### [Direction]
Please transcribe the records precisely; pictures stay out of your copy.
====== Material provided ======
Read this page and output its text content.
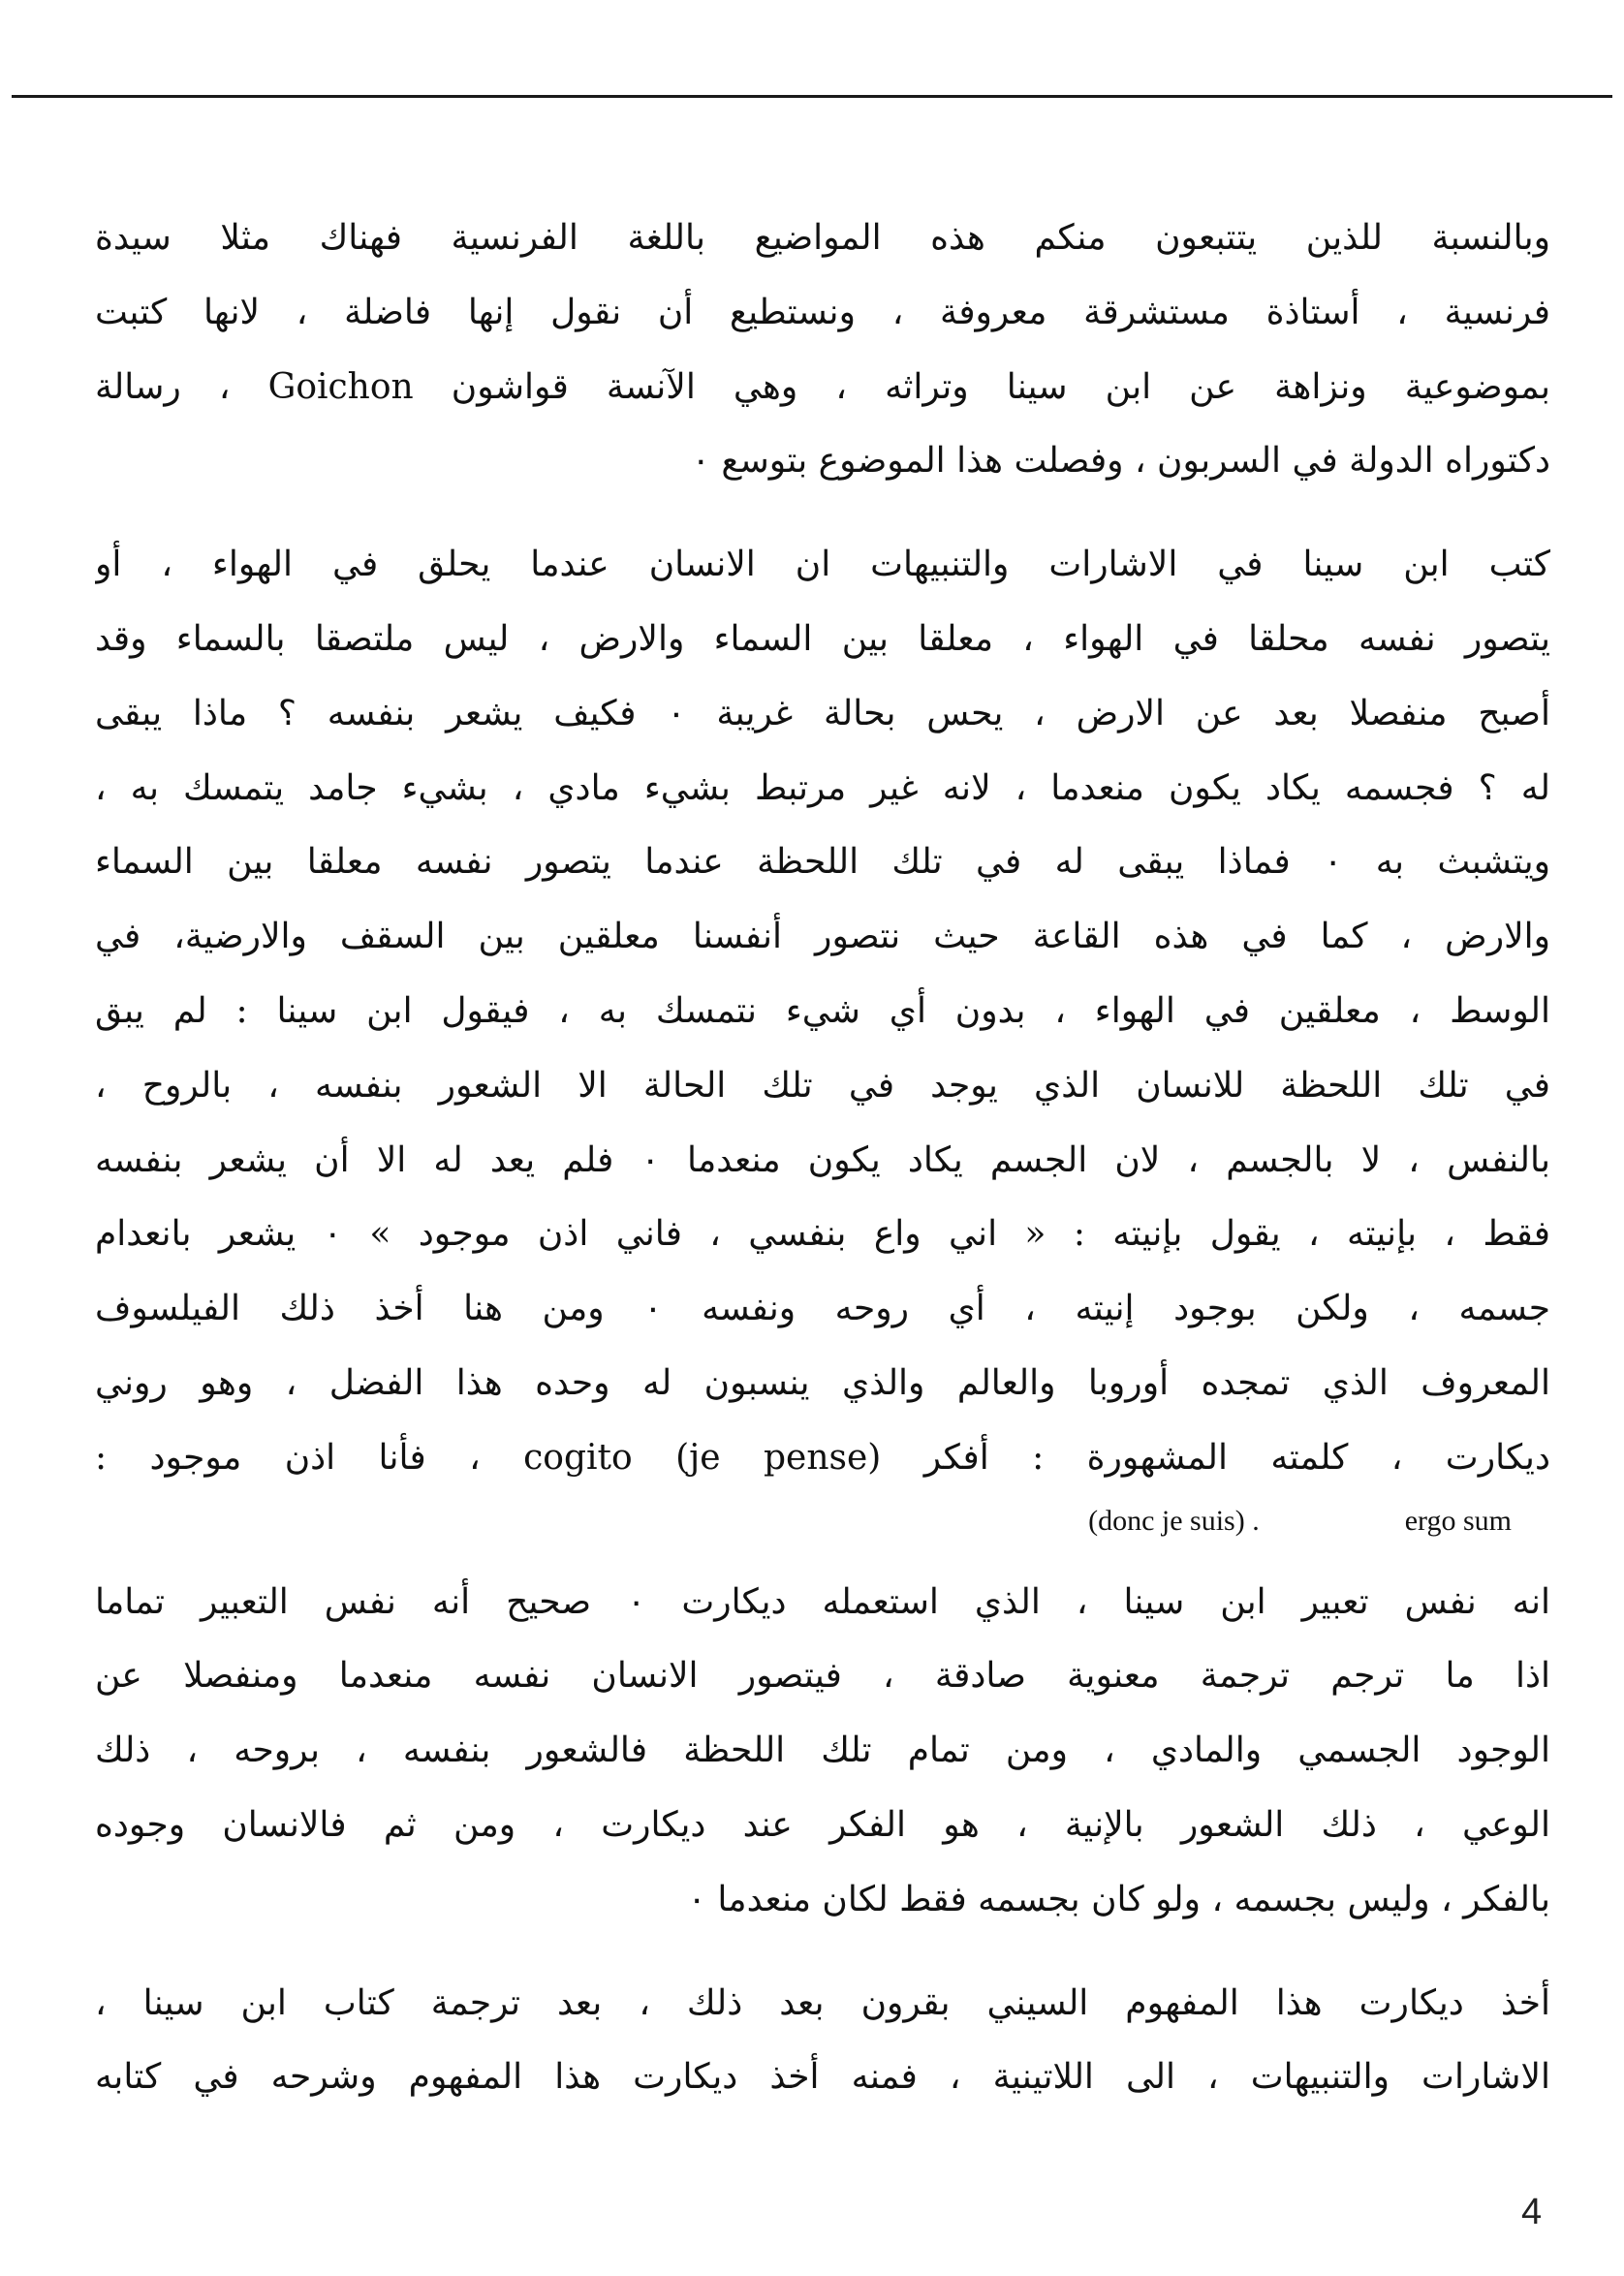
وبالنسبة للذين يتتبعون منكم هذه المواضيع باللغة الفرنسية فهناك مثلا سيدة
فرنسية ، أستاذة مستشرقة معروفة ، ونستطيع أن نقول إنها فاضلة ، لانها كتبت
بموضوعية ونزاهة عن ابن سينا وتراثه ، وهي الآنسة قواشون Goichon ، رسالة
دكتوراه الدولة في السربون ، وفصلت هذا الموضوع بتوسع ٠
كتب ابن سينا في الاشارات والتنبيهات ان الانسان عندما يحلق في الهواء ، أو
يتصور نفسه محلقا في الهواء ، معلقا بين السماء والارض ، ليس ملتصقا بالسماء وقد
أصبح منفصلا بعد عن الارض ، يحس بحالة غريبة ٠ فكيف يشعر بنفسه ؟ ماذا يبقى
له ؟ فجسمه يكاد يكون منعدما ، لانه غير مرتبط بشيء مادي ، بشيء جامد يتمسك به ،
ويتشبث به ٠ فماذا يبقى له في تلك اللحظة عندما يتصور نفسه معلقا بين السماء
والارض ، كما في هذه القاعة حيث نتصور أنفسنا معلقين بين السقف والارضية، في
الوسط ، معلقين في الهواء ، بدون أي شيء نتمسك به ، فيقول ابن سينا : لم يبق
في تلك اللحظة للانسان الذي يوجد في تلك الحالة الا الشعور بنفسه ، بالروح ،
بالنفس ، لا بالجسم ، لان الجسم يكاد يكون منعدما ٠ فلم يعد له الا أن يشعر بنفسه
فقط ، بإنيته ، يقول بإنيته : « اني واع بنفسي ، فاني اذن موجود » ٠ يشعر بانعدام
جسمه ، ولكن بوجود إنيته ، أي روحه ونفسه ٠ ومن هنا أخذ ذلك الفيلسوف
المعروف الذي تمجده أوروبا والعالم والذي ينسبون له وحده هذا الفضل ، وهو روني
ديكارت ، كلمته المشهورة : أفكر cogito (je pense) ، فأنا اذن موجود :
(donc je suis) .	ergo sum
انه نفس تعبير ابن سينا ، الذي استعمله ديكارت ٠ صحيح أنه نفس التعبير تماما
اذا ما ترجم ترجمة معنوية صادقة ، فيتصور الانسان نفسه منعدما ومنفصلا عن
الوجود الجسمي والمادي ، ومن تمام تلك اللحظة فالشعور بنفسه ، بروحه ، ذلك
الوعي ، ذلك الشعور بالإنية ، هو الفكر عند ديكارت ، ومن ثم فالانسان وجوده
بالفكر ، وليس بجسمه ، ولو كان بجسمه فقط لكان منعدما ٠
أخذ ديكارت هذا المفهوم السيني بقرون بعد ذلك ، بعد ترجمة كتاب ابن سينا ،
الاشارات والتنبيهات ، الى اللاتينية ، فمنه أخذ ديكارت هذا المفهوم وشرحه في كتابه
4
======
### [Exercise result]
Read this page and output its text content.
وبالنسبة للذين يتتبعون منكم هذه المواضيع باللغة الفرنسية فهناك مثلا سيدة
فرنسية ، أستاذة مستشرقة معروفة ، ونستطيع أن نقول إنها فاضلة ، لانها كتبت
بموضوعية ونزاهة عن ابن سينا وتراثه ، وهي الآنسة قواشون Goichon ، رسالة
دكتوراه الدولة في السربون ، وفصلت هذا الموضوع بتوسع ٠
كتب ابن سينا في الاشارات والتنبيهات ان الانسان عندما يحلق في الهواء ، أو
يتصور نفسه محلقا في الهواء ، معلقا بين السماء والارض ، ليس ملتصقا بالسماء وقد
أصبح منفصلا بعد عن الارض ، يحس بحالة غريبة ٠ فكيف يشعر بنفسه ؟ ماذا يبقى
له ؟ فجسمه يكاد يكون منعدما ، لانه غير مرتبط بشيء مادي ، بشيء جامد يتمسك به ،
ويتشبث به ٠ فماذا يبقى له في تلك اللحظة عندما يتصور نفسه معلقا بين السماء
والارض ، كما في هذه القاعة حيث نتصور أنفسنا معلقين بين السقف والارضية، في
الوسط ، معلقين في الهواء ، بدون أي شيء نتمسك به ، فيقول ابن سينا : لم يبق
في تلك اللحظة للانسان الذي يوجد في تلك الحالة الا الشعور بنفسه ، بالروح ،
بالنفس ، لا بالجسم ، لان الجسم يكاد يكون منعدما ٠ فلم يعد له الا أن يشعر بنفسه
فقط ، بإنيته ، يقول بإنيته : « اني واع بنفسي ، فاني اذن موجود » ٠ يشعر بانعدام
جسمه ، ولكن بوجود إنيته ، أي روحه ونفسه ٠ ومن هنا أخذ ذلك الفيلسوف
المعروف الذي تمجده أوروبا والعالم والذي ينسبون له وحده هذا الفضل ، وهو روني
ديكارت ، كلمته المشهورة : أفكر cogito (je pense) ، فأنا اذن موجود :
(donc je suis) .	ergo sum
انه نفس تعبير ابن سينا ، الذي استعمله ديكارت ٠ صحيح أنه نفس التعبير تماما
اذا ما ترجم ترجمة معنوية صادقة ، فيتصور الانسان نفسه منعدما ومنفصلا عن
الوجود الجسمي والمادي ، ومن تمام تلك اللحظة فالشعور بنفسه ، بروحه ، ذلك
الوعي ، ذلك الشعور بالإنية ، هو الفكر عند ديكارت ، ومن ثم فالانسان وجوده
بالفكر ، وليس بجسمه ، ولو كان بجسمه فقط لكان منعدما ٠
أخذ ديكارت هذا المفهوم السيني بقرون بعد ذلك ، بعد ترجمة كتاب ابن سينا ،
الاشارات والتنبيهات ، الى اللاتينية ، فمنه أخذ ديكارت هذا المفهوم وشرحه في كتابه
4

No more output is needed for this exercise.